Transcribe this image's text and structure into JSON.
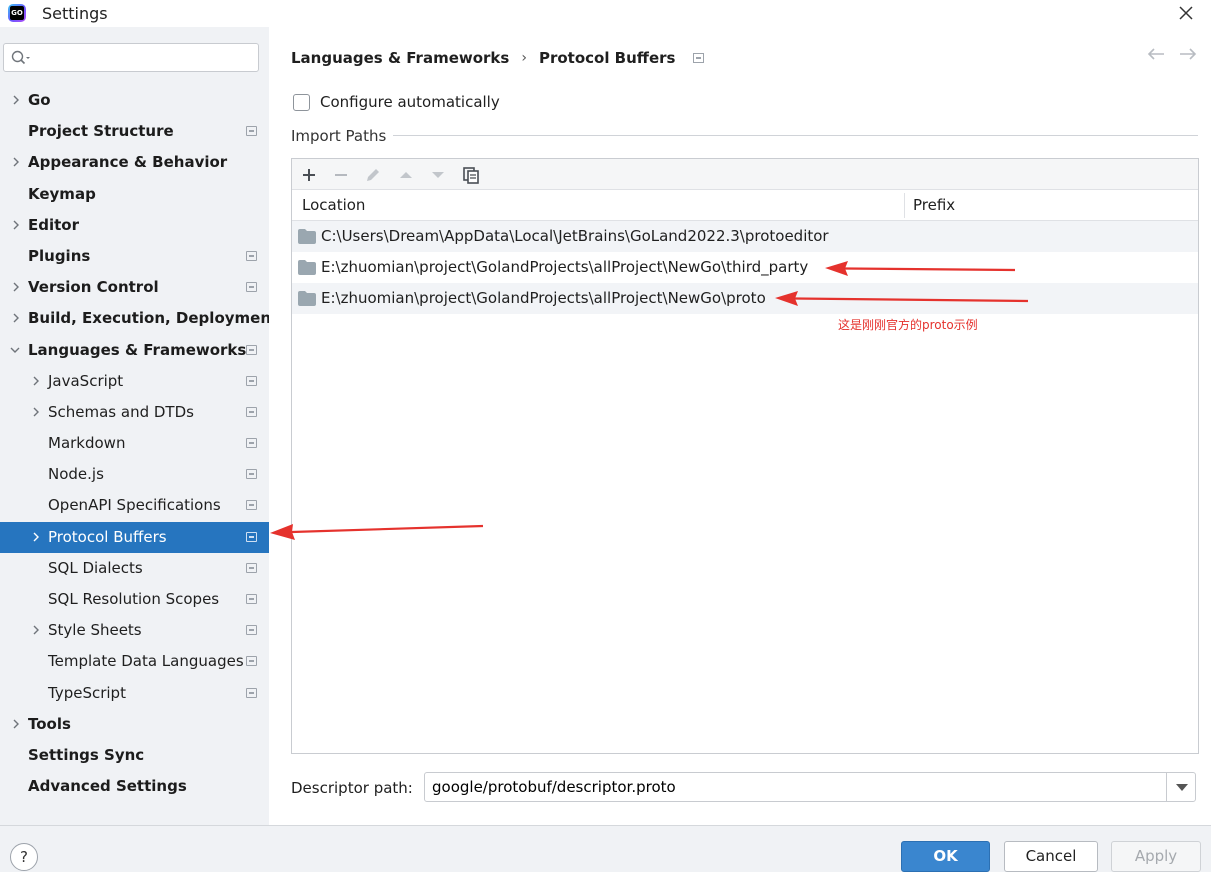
{
  "window": {
    "title": "Settings",
    "logo_text": "GO"
  },
  "search": {
    "placeholder": ""
  },
  "sidebar": {
    "items": [
      {
        "label": "Go"
      },
      {
        "label": "Project Structure"
      },
      {
        "label": "Appearance & Behavior"
      },
      {
        "label": "Keymap"
      },
      {
        "label": "Editor"
      },
      {
        "label": "Plugins"
      },
      {
        "label": "Version Control"
      },
      {
        "label": "Build, Execution, Deployment"
      },
      {
        "label": "Languages & Frameworks"
      },
      {
        "label": "JavaScript"
      },
      {
        "label": "Schemas and DTDs"
      },
      {
        "label": "Markdown"
      },
      {
        "label": "Node.js"
      },
      {
        "label": "OpenAPI Specifications"
      },
      {
        "label": "Protocol Buffers"
      },
      {
        "label": "SQL Dialects"
      },
      {
        "label": "SQL Resolution Scopes"
      },
      {
        "label": "Style Sheets"
      },
      {
        "label": "Template Data Languages"
      },
      {
        "label": "TypeScript"
      },
      {
        "label": "Tools"
      },
      {
        "label": "Settings Sync"
      },
      {
        "label": "Advanced Settings"
      }
    ]
  },
  "breadcrumb": {
    "parent": "Languages & Frameworks",
    "current": "Protocol Buffers"
  },
  "configure": {
    "label": "Configure automatically",
    "checked": false
  },
  "import_paths": {
    "title": "Import Paths",
    "columns": [
      "Location",
      "Prefix"
    ],
    "rows": [
      {
        "location": "C:\\Users\\Dream\\AppData\\Local\\JetBrains\\GoLand2022.3\\protoeditor",
        "prefix": ""
      },
      {
        "location": "E:\\zhuomian\\project\\GolandProjects\\allProject\\NewGo\\third_party",
        "prefix": ""
      },
      {
        "location": "E:\\zhuomian\\project\\GolandProjects\\allProject\\NewGo\\proto",
        "prefix": ""
      }
    ]
  },
  "annotation": {
    "text": "这是刚刚官方的proto示例",
    "color": "#e5322d"
  },
  "descriptor": {
    "label": "Descriptor path:",
    "value": "google/protobuf/descriptor.proto"
  },
  "footer": {
    "help": "?",
    "ok": "OK",
    "cancel": "Cancel",
    "apply": "Apply"
  },
  "colors": {
    "selection": "#2675bf",
    "ok_button": "#3a86cf",
    "sidebar_bg": "#f0f2f5",
    "arrow": "#e5322d"
  }
}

============================================================

=== WHAT THE EXERCISE ASKS ===
Give the material again exactly as it is, but keep the pictures out.

=== RESPONSE TO THE EXERCISE ===
Transcribe this image's text and structure into JSON.
{
  "window": {
    "title": "Settings",
    "logo_text": "GO"
  },
  "search": {
    "placeholder": ""
  },
  "sidebar": {
    "items": [
      {
        "label": "Go"
      },
      {
        "label": "Project Structure"
      },
      {
        "label": "Appearance & Behavior"
      },
      {
        "label": "Keymap"
      },
      {
        "label": "Editor"
      },
      {
        "label": "Plugins"
      },
      {
        "label": "Version Control"
      },
      {
        "label": "Build, Execution, Deployment"
      },
      {
        "label": "Languages & Frameworks"
      },
      {
        "label": "JavaScript"
      },
      {
        "label": "Schemas and DTDs"
      },
      {
        "label": "Markdown"
      },
      {
        "label": "Node.js"
      },
      {
        "label": "OpenAPI Specifications"
      },
      {
        "label": "Protocol Buffers"
      },
      {
        "label": "SQL Dialects"
      },
      {
        "label": "SQL Resolution Scopes"
      },
      {
        "label": "Style Sheets"
      },
      {
        "label": "Template Data Languages"
      },
      {
        "label": "TypeScript"
      },
      {
        "label": "Tools"
      },
      {
        "label": "Settings Sync"
      },
      {
        "label": "Advanced Settings"
      }
    ]
  },
  "breadcrumb": {
    "parent": "Languages & Frameworks",
    "current": "Protocol Buffers"
  },
  "configure": {
    "label": "Configure automatically",
    "checked": false
  },
  "import_paths": {
    "title": "Import Paths",
    "columns": [
      "Location",
      "Prefix"
    ],
    "rows": [
      {
        "location": "C:\\Users\\Dream\\AppData\\Local\\JetBrains\\GoLand2022.3\\protoeditor",
        "prefix": ""
      },
      {
        "location": "E:\\zhuomian\\project\\GolandProjects\\allProject\\NewGo\\third_party",
        "prefix": ""
      },
      {
        "location": "E:\\zhuomian\\project\\GolandProjects\\allProject\\NewGo\\proto",
        "prefix": ""
      }
    ]
  },
  "annotation": {
    "text": "这是刚刚官方的proto示例",
    "color": "#e5322d"
  },
  "descriptor": {
    "label": "Descriptor path:",
    "value": "google/protobuf/descriptor.proto"
  },
  "footer": {
    "help": "?",
    "ok": "OK",
    "cancel": "Cancel",
    "apply": "Apply"
  },
  "colors": {
    "selection": "#2675bf",
    "ok_button": "#3a86cf",
    "sidebar_bg": "#f0f2f5",
    "arrow": "#e5322d"
  }
}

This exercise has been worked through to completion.